▶ SHORT PROBLEM: Make an exact copy of each entry, leaving out every picture.
-------
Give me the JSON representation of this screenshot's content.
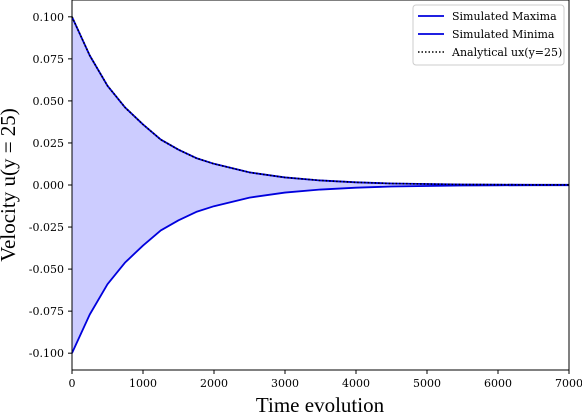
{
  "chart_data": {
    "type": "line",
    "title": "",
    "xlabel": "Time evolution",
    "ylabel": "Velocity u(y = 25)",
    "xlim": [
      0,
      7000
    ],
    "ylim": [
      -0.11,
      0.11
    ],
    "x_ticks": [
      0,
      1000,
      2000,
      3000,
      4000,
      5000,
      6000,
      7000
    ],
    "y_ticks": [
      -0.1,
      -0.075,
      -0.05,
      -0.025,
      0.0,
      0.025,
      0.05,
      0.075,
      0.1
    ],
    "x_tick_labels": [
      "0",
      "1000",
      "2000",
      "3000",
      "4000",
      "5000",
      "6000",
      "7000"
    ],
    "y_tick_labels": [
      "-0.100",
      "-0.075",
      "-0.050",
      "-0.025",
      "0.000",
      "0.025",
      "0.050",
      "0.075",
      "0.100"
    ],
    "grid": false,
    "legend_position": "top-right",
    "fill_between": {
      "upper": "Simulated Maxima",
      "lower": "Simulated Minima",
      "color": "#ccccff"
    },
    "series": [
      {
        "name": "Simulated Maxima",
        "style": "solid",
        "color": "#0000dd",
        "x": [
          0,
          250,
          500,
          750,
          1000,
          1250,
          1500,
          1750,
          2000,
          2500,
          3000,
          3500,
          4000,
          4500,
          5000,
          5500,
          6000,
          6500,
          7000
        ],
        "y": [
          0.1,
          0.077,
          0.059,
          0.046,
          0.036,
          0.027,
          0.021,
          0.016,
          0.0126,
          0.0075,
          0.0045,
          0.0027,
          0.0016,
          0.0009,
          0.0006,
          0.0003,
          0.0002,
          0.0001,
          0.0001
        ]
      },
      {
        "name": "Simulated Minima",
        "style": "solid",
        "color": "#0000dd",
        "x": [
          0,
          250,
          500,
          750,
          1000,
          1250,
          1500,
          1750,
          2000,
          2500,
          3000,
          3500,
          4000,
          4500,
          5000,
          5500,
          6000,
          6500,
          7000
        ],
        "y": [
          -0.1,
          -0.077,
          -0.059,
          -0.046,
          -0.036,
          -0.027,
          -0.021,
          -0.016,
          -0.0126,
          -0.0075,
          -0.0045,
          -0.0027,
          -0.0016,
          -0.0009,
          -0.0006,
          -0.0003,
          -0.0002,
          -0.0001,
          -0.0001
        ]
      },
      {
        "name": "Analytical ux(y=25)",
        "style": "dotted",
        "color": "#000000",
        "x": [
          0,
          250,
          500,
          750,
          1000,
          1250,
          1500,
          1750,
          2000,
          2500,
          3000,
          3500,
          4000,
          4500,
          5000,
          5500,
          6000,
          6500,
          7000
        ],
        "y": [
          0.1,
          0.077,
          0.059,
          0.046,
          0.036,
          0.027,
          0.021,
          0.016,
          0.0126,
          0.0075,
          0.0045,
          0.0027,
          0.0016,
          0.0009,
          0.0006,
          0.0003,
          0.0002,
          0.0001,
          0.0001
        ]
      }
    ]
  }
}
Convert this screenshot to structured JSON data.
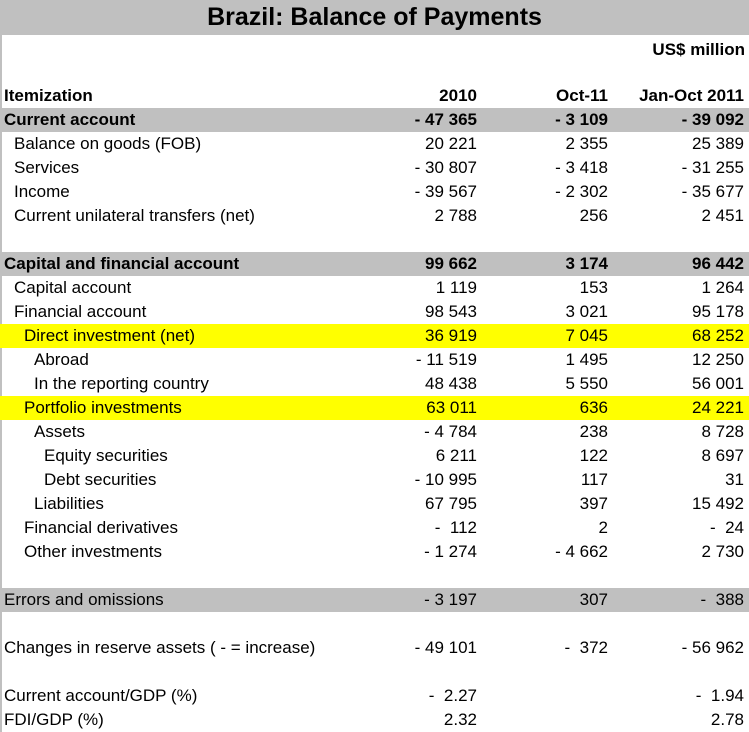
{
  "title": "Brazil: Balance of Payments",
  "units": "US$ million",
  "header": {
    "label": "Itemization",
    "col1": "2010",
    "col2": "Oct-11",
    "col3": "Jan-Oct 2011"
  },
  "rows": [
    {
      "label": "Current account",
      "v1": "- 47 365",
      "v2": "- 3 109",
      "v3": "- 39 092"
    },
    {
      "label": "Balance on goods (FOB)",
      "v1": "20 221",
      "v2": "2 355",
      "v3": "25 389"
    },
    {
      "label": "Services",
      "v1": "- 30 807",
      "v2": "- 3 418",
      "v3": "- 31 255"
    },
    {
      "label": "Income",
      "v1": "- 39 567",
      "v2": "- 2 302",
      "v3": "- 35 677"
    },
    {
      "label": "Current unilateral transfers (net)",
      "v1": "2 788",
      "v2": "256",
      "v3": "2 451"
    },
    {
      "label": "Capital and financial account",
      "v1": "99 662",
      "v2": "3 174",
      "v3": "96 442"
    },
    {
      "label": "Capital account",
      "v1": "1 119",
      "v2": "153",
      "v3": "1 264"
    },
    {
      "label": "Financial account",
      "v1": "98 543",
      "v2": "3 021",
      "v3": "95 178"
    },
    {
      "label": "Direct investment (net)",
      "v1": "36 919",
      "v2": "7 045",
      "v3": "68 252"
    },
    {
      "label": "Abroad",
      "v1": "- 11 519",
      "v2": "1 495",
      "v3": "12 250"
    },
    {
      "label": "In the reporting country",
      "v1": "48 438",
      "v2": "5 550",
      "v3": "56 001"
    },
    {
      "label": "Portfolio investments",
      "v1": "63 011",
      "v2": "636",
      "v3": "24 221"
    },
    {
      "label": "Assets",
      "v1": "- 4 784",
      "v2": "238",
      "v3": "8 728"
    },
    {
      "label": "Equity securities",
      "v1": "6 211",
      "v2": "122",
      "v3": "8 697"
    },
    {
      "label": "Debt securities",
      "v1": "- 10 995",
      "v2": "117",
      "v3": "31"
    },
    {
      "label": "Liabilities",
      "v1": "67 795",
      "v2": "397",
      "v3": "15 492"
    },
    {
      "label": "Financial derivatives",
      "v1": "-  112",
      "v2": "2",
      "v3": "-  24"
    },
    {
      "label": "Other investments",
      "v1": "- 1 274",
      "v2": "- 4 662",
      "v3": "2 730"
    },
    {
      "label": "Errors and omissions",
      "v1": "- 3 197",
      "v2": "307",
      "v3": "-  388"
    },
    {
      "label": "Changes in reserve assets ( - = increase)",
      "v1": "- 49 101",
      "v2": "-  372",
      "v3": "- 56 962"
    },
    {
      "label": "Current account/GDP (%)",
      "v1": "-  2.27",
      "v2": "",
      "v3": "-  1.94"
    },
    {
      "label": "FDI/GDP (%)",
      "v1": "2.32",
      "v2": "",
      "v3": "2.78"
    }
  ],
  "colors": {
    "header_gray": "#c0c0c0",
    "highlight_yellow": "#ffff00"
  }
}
-------
▶ COMPLETE ANSWER:
Give me the JSON representation of this screenshot's content.
{
  "chart_data": {
    "type": "line",
    "title": "",
    "xlabel": "Time evolution",
    "ylabel": "Velocity u(y = 25)",
    "xlim": [
      0,
      7000
    ],
    "ylim": [
      -0.11,
      0.11
    ],
    "x_ticks": [
      0,
      1000,
      2000,
      3000,
      4000,
      5000,
      6000,
      7000
    ],
    "y_ticks": [
      -0.1,
      -0.075,
      -0.05,
      -0.025,
      0.0,
      0.025,
      0.05,
      0.075,
      0.1
    ],
    "x_tick_labels": [
      "0",
      "1000",
      "2000",
      "3000",
      "4000",
      "5000",
      "6000",
      "7000"
    ],
    "y_tick_labels": [
      "-0.100",
      "-0.075",
      "-0.050",
      "-0.025",
      "0.000",
      "0.025",
      "0.050",
      "0.075",
      "0.100"
    ],
    "grid": false,
    "legend_position": "top-right",
    "fill_between": {
      "upper": "Simulated Maxima",
      "lower": "Simulated Minima",
      "color": "#ccccff"
    },
    "series": [
      {
        "name": "Simulated Maxima",
        "style": "solid",
        "color": "#0000dd",
        "x": [
          0,
          250,
          500,
          750,
          1000,
          1250,
          1500,
          1750,
          2000,
          2500,
          3000,
          3500,
          4000,
          4500,
          5000,
          5500,
          6000,
          6500,
          7000
        ],
        "y": [
          0.1,
          0.077,
          0.059,
          0.046,
          0.036,
          0.027,
          0.021,
          0.016,
          0.0126,
          0.0075,
          0.0045,
          0.0027,
          0.0016,
          0.0009,
          0.0006,
          0.0003,
          0.0002,
          0.0001,
          0.0001
        ]
      },
      {
        "name": "Simulated Minima",
        "style": "solid",
        "color": "#0000dd",
        "x": [
          0,
          250,
          500,
          750,
          1000,
          1250,
          1500,
          1750,
          2000,
          2500,
          3000,
          3500,
          4000,
          4500,
          5000,
          5500,
          6000,
          6500,
          7000
        ],
        "y": [
          -0.1,
          -0.077,
          -0.059,
          -0.046,
          -0.036,
          -0.027,
          -0.021,
          -0.016,
          -0.0126,
          -0.0075,
          -0.0045,
          -0.0027,
          -0.0016,
          -0.0009,
          -0.0006,
          -0.0003,
          -0.0002,
          -0.0001,
          -0.0001
        ]
      },
      {
        "name": "Analytical ux(y=25)",
        "style": "dotted",
        "color": "#000000",
        "x": [
          0,
          250,
          500,
          750,
          1000,
          1250,
          1500,
          1750,
          2000,
          2500,
          3000,
          3500,
          4000,
          4500,
          5000,
          5500,
          6000,
          6500,
          7000
        ],
        "y": [
          0.1,
          0.077,
          0.059,
          0.046,
          0.036,
          0.027,
          0.021,
          0.016,
          0.0126,
          0.0075,
          0.0045,
          0.0027,
          0.0016,
          0.0009,
          0.0006,
          0.0003,
          0.0002,
          0.0001,
          0.0001
        ]
      }
    ]
  }
}
Convert this screenshot to structured JSON data.
{
  "title": "Brazil: Balance of Payments",
  "units": "US$ million",
  "header": {
    "label": "Itemization",
    "col1": "2010",
    "col2": "Oct-11",
    "col3": "Jan-Oct 2011"
  },
  "rows": [
    {
      "label": "Current account",
      "v1": "- 47 365",
      "v2": "- 3 109",
      "v3": "- 39 092"
    },
    {
      "label": "Balance on goods (FOB)",
      "v1": "20 221",
      "v2": "2 355",
      "v3": "25 389"
    },
    {
      "label": "Services",
      "v1": "- 30 807",
      "v2": "- 3 418",
      "v3": "- 31 255"
    },
    {
      "label": "Income",
      "v1": "- 39 567",
      "v2": "- 2 302",
      "v3": "- 35 677"
    },
    {
      "label": "Current unilateral transfers (net)",
      "v1": "2 788",
      "v2": "256",
      "v3": "2 451"
    },
    {
      "label": "Capital and financial account",
      "v1": "99 662",
      "v2": "3 174",
      "v3": "96 442"
    },
    {
      "label": "Capital account",
      "v1": "1 119",
      "v2": "153",
      "v3": "1 264"
    },
    {
      "label": "Financial account",
      "v1": "98 543",
      "v2": "3 021",
      "v3": "95 178"
    },
    {
      "label": "Direct investment (net)",
      "v1": "36 919",
      "v2": "7 045",
      "v3": "68 252"
    },
    {
      "label": "Abroad",
      "v1": "- 11 519",
      "v2": "1 495",
      "v3": "12 250"
    },
    {
      "label": "In the reporting country",
      "v1": "48 438",
      "v2": "5 550",
      "v3": "56 001"
    },
    {
      "label": "Portfolio investments",
      "v1": "63 011",
      "v2": "636",
      "v3": "24 221"
    },
    {
      "label": "Assets",
      "v1": "- 4 784",
      "v2": "238",
      "v3": "8 728"
    },
    {
      "label": "Equity securities",
      "v1": "6 211",
      "v2": "122",
      "v3": "8 697"
    },
    {
      "label": "Debt securities",
      "v1": "- 10 995",
      "v2": "117",
      "v3": "31"
    },
    {
      "label": "Liabilities",
      "v1": "67 795",
      "v2": "397",
      "v3": "15 492"
    },
    {
      "label": "Financial derivatives",
      "v1": "-  112",
      "v2": "2",
      "v3": "-  24"
    },
    {
      "label": "Other investments",
      "v1": "- 1 274",
      "v2": "- 4 662",
      "v3": "2 730"
    },
    {
      "label": "Errors and omissions",
      "v1": "- 3 197",
      "v2": "307",
      "v3": "-  388"
    },
    {
      "label": "Changes in reserve assets ( - = increase)",
      "v1": "- 49 101",
      "v2": "-  372",
      "v3": "- 56 962"
    },
    {
      "label": "Current account/GDP (%)",
      "v1": "-  2.27",
      "v2": "",
      "v3": "-  1.94"
    },
    {
      "label": "FDI/GDP (%)",
      "v1": "2.32",
      "v2": "",
      "v3": "2.78"
    }
  ],
  "colors": {
    "header_gray": "#c0c0c0",
    "highlight_yellow": "#ffff00"
  }
}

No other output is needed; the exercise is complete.